Job: Find the lines below that contain the string "more". Copy each one.

[Raw records]
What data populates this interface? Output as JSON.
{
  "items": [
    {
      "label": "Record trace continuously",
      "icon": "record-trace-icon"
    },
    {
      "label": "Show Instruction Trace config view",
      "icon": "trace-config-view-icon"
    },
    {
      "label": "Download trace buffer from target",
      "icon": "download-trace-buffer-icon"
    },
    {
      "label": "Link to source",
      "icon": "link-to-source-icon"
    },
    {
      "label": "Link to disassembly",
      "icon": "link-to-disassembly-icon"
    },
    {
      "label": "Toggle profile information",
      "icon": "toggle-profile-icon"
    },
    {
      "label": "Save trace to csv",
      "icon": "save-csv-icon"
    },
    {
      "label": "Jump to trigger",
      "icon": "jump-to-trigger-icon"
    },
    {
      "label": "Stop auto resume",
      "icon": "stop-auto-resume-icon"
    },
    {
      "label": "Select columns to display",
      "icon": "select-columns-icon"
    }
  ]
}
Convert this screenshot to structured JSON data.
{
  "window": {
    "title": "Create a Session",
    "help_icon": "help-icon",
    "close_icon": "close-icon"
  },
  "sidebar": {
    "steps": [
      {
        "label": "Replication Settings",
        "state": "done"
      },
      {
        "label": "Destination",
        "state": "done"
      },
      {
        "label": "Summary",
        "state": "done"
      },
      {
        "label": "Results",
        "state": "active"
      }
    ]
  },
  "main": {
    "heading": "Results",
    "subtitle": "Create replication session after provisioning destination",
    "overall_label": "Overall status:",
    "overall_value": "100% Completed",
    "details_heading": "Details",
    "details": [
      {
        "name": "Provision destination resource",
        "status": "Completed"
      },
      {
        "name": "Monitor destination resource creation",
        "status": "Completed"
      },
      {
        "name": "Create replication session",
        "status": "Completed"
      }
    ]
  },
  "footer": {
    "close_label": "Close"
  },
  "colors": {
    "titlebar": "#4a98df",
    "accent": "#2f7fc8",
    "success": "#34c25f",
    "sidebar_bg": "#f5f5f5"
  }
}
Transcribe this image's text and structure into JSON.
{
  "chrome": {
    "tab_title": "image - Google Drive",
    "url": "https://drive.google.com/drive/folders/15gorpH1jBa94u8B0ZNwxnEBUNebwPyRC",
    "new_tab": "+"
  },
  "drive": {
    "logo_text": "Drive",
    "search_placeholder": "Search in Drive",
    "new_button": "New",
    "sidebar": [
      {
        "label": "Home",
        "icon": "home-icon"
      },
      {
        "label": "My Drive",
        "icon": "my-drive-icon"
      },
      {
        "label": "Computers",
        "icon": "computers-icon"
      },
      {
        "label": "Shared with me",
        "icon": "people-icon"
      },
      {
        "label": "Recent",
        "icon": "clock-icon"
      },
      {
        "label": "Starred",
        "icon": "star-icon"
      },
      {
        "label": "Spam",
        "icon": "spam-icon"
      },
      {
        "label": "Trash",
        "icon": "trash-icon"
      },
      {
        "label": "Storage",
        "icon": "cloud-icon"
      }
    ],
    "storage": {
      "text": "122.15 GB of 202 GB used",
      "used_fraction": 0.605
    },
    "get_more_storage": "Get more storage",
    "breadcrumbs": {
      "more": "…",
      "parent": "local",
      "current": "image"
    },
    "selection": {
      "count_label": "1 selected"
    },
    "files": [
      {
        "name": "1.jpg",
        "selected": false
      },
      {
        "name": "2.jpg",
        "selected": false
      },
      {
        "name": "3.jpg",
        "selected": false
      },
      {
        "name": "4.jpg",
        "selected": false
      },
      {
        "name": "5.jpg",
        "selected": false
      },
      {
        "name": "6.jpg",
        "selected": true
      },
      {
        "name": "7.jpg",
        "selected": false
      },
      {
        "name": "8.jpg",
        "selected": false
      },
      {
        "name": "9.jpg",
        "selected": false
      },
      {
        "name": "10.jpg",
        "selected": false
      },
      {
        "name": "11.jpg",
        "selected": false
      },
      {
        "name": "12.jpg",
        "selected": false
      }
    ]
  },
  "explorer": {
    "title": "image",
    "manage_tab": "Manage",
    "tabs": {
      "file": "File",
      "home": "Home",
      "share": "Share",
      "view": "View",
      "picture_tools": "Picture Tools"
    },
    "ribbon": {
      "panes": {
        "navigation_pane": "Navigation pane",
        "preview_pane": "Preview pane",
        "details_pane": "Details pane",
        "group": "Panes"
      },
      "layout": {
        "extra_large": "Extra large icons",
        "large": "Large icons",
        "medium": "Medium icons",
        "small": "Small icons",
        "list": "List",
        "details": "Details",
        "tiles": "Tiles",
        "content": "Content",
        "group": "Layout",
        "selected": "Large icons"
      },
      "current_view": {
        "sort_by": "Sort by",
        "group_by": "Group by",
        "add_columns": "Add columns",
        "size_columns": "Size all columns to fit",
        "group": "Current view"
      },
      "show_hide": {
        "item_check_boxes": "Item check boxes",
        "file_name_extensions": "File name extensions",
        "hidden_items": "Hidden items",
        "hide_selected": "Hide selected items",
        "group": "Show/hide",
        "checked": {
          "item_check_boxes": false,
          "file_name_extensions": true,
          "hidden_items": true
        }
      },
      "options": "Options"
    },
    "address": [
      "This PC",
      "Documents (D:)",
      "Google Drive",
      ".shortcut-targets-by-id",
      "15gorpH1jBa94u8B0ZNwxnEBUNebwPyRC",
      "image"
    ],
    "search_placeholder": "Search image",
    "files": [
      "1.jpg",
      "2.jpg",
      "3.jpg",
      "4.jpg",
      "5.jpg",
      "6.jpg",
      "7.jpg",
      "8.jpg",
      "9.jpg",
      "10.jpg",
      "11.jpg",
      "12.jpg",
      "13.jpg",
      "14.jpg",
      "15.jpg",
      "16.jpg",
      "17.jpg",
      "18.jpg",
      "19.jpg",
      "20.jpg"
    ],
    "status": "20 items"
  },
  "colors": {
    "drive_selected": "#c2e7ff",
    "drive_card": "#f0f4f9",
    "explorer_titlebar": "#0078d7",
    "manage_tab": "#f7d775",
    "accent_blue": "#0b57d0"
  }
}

Problem solution:
    "get_more_storage": "Get more storage",
      "more": "…",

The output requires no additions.